▶ [What the task asks]
Copy every line that holds "Fashion".

[A block of data]
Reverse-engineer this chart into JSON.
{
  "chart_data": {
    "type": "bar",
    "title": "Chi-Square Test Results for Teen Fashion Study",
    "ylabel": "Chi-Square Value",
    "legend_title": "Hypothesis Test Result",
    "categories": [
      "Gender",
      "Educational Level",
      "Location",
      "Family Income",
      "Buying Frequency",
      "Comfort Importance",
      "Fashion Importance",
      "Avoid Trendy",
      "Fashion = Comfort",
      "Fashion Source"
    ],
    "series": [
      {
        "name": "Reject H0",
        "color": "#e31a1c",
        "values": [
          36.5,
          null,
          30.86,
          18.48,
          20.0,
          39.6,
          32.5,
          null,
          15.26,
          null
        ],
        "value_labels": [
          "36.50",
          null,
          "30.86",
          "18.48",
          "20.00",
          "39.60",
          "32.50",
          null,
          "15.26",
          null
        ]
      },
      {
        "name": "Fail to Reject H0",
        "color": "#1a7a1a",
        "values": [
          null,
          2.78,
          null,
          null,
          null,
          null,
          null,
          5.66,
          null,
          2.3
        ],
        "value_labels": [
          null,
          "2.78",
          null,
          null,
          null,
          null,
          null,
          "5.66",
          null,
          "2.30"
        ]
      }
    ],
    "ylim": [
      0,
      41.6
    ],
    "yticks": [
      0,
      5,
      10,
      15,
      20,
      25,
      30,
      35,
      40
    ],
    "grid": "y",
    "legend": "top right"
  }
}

▶ [Written solution]
    "title": "Chi-Square Test Results for Teen Fashion Study",
      "Fashion Importance",
      "Fashion = Comfort",
      "Fashion Source"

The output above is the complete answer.